(Your instructions): Output an exact reproduction of the data.

(Saved entries)
● ● ● ● ●

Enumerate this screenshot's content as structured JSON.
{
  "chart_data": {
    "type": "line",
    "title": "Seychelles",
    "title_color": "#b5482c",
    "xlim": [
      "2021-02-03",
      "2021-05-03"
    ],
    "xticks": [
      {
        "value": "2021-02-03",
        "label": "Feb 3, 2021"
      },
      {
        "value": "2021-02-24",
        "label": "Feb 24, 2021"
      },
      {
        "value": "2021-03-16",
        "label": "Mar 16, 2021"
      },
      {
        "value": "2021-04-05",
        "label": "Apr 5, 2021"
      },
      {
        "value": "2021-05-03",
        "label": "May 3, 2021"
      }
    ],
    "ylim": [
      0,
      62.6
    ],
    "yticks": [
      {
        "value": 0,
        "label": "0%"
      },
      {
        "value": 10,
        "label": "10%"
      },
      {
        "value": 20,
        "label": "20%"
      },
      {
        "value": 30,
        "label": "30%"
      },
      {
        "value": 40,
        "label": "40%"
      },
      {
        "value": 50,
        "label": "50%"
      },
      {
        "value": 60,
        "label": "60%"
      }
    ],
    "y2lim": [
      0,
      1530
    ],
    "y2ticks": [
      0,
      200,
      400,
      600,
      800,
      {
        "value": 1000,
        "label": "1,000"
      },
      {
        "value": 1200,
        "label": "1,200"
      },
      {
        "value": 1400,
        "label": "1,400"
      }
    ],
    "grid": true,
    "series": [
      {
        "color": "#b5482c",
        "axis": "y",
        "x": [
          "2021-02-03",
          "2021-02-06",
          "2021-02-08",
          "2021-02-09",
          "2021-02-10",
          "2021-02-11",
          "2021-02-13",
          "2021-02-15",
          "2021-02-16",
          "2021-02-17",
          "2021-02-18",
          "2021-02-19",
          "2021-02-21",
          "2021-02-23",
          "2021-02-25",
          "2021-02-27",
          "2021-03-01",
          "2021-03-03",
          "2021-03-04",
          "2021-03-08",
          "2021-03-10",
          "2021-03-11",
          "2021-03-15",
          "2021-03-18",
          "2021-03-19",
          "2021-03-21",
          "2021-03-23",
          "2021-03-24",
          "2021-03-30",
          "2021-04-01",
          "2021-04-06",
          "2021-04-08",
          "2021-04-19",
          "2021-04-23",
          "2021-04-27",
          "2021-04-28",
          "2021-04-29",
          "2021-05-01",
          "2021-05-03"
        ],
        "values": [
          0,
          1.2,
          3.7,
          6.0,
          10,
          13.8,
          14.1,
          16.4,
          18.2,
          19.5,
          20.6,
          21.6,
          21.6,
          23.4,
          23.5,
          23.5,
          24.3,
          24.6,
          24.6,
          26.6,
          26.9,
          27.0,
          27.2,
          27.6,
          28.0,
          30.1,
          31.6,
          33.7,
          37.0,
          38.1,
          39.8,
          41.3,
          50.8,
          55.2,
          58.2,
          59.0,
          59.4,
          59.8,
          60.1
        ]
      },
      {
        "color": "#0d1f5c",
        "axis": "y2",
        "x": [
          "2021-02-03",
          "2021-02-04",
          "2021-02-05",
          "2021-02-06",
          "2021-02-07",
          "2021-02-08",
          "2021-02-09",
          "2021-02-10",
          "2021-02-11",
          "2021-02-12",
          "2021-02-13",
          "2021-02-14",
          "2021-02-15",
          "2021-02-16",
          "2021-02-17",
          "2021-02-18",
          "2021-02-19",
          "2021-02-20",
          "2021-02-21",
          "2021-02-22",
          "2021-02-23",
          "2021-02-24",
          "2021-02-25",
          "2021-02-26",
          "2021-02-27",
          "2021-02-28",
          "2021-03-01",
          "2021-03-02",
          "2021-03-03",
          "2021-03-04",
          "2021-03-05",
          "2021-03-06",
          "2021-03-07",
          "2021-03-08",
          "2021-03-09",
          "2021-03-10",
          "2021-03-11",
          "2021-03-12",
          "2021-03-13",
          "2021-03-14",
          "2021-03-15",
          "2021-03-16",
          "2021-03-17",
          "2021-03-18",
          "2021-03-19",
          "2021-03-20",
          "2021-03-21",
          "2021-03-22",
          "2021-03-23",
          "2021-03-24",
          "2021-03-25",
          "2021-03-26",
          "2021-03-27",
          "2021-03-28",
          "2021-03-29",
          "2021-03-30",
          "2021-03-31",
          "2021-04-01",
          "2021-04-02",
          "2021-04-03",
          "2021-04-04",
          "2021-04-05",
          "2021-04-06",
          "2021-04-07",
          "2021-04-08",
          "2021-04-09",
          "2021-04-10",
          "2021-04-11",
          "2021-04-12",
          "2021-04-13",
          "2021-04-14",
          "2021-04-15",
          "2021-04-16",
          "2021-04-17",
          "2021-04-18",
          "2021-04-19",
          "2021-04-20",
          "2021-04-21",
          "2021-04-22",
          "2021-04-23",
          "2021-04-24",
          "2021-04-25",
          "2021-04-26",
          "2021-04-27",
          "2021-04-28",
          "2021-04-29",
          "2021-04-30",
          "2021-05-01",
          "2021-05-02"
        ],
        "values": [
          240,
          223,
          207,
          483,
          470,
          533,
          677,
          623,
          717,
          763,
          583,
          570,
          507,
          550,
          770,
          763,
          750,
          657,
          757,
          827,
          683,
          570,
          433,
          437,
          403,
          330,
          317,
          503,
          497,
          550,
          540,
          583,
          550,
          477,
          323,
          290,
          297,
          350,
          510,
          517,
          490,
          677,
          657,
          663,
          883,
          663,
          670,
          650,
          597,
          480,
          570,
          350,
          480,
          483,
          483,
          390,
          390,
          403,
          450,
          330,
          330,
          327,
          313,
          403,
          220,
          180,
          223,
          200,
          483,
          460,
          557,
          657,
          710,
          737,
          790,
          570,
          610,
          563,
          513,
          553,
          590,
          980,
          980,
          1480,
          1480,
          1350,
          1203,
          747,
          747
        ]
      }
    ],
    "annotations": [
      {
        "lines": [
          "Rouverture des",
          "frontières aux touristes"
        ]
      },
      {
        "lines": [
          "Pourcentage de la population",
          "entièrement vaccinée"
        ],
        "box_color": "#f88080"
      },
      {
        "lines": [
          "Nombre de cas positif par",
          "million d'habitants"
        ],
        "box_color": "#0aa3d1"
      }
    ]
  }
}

● ● ● ● ●

(Response to the task):
Enumerate this screenshot's content as structured JSON.
{
  "chart_data": {
    "type": "line",
    "title": "Seychelles",
    "title_color": "#b5482c",
    "xlim": [
      "2021-02-03",
      "2021-05-03"
    ],
    "xticks": [
      {
        "value": "2021-02-03",
        "label": "Feb 3, 2021"
      },
      {
        "value": "2021-02-24",
        "label": "Feb 24, 2021"
      },
      {
        "value": "2021-03-16",
        "label": "Mar 16, 2021"
      },
      {
        "value": "2021-04-05",
        "label": "Apr 5, 2021"
      },
      {
        "value": "2021-05-03",
        "label": "May 3, 2021"
      }
    ],
    "ylim": [
      0,
      62.6
    ],
    "yticks": [
      {
        "value": 0,
        "label": "0%"
      },
      {
        "value": 10,
        "label": "10%"
      },
      {
        "value": 20,
        "label": "20%"
      },
      {
        "value": 30,
        "label": "30%"
      },
      {
        "value": 40,
        "label": "40%"
      },
      {
        "value": 50,
        "label": "50%"
      },
      {
        "value": 60,
        "label": "60%"
      }
    ],
    "y2lim": [
      0,
      1530
    ],
    "y2ticks": [
      0,
      200,
      400,
      600,
      800,
      {
        "value": 1000,
        "label": "1,000"
      },
      {
        "value": 1200,
        "label": "1,200"
      },
      {
        "value": 1400,
        "label": "1,400"
      }
    ],
    "grid": true,
    "series": [
      {
        "color": "#b5482c",
        "axis": "y",
        "x": [
          "2021-02-03",
          "2021-02-06",
          "2021-02-08",
          "2021-02-09",
          "2021-02-10",
          "2021-02-11",
          "2021-02-13",
          "2021-02-15",
          "2021-02-16",
          "2021-02-17",
          "2021-02-18",
          "2021-02-19",
          "2021-02-21",
          "2021-02-23",
          "2021-02-25",
          "2021-02-27",
          "2021-03-01",
          "2021-03-03",
          "2021-03-04",
          "2021-03-08",
          "2021-03-10",
          "2021-03-11",
          "2021-03-15",
          "2021-03-18",
          "2021-03-19",
          "2021-03-21",
          "2021-03-23",
          "2021-03-24",
          "2021-03-30",
          "2021-04-01",
          "2021-04-06",
          "2021-04-08",
          "2021-04-19",
          "2021-04-23",
          "2021-04-27",
          "2021-04-28",
          "2021-04-29",
          "2021-05-01",
          "2021-05-03"
        ],
        "values": [
          0,
          1.2,
          3.7,
          6.0,
          10,
          13.8,
          14.1,
          16.4,
          18.2,
          19.5,
          20.6,
          21.6,
          21.6,
          23.4,
          23.5,
          23.5,
          24.3,
          24.6,
          24.6,
          26.6,
          26.9,
          27.0,
          27.2,
          27.6,
          28.0,
          30.1,
          31.6,
          33.7,
          37.0,
          38.1,
          39.8,
          41.3,
          50.8,
          55.2,
          58.2,
          59.0,
          59.4,
          59.8,
          60.1
        ]
      },
      {
        "color": "#0d1f5c",
        "axis": "y2",
        "x": [
          "2021-02-03",
          "2021-02-04",
          "2021-02-05",
          "2021-02-06",
          "2021-02-07",
          "2021-02-08",
          "2021-02-09",
          "2021-02-10",
          "2021-02-11",
          "2021-02-12",
          "2021-02-13",
          "2021-02-14",
          "2021-02-15",
          "2021-02-16",
          "2021-02-17",
          "2021-02-18",
          "2021-02-19",
          "2021-02-20",
          "2021-02-21",
          "2021-02-22",
          "2021-02-23",
          "2021-02-24",
          "2021-02-25",
          "2021-02-26",
          "2021-02-27",
          "2021-02-28",
          "2021-03-01",
          "2021-03-02",
          "2021-03-03",
          "2021-03-04",
          "2021-03-05",
          "2021-03-06",
          "2021-03-07",
          "2021-03-08",
          "2021-03-09",
          "2021-03-10",
          "2021-03-11",
          "2021-03-12",
          "2021-03-13",
          "2021-03-14",
          "2021-03-15",
          "2021-03-16",
          "2021-03-17",
          "2021-03-18",
          "2021-03-19",
          "2021-03-20",
          "2021-03-21",
          "2021-03-22",
          "2021-03-23",
          "2021-03-24",
          "2021-03-25",
          "2021-03-26",
          "2021-03-27",
          "2021-03-28",
          "2021-03-29",
          "2021-03-30",
          "2021-03-31",
          "2021-04-01",
          "2021-04-02",
          "2021-04-03",
          "2021-04-04",
          "2021-04-05",
          "2021-04-06",
          "2021-04-07",
          "2021-04-08",
          "2021-04-09",
          "2021-04-10",
          "2021-04-11",
          "2021-04-12",
          "2021-04-13",
          "2021-04-14",
          "2021-04-15",
          "2021-04-16",
          "2021-04-17",
          "2021-04-18",
          "2021-04-19",
          "2021-04-20",
          "2021-04-21",
          "2021-04-22",
          "2021-04-23",
          "2021-04-24",
          "2021-04-25",
          "2021-04-26",
          "2021-04-27",
          "2021-04-28",
          "2021-04-29",
          "2021-04-30",
          "2021-05-01",
          "2021-05-02"
        ],
        "values": [
          240,
          223,
          207,
          483,
          470,
          533,
          677,
          623,
          717,
          763,
          583,
          570,
          507,
          550,
          770,
          763,
          750,
          657,
          757,
          827,
          683,
          570,
          433,
          437,
          403,
          330,
          317,
          503,
          497,
          550,
          540,
          583,
          550,
          477,
          323,
          290,
          297,
          350,
          510,
          517,
          490,
          677,
          657,
          663,
          883,
          663,
          670,
          650,
          597,
          480,
          570,
          350,
          480,
          483,
          483,
          390,
          390,
          403,
          450,
          330,
          330,
          327,
          313,
          403,
          220,
          180,
          223,
          200,
          483,
          460,
          557,
          657,
          710,
          737,
          790,
          570,
          610,
          563,
          513,
          553,
          590,
          980,
          980,
          1480,
          1480,
          1350,
          1203,
          747,
          747
        ]
      }
    ],
    "annotations": [
      {
        "lines": [
          "Rouverture des",
          "frontières aux touristes"
        ]
      },
      {
        "lines": [
          "Pourcentage de la population",
          "entièrement vaccinée"
        ],
        "box_color": "#f88080"
      },
      {
        "lines": [
          "Nombre de cas positif par",
          "million d'habitants"
        ],
        "box_color": "#0aa3d1"
      }
    ]
  }
}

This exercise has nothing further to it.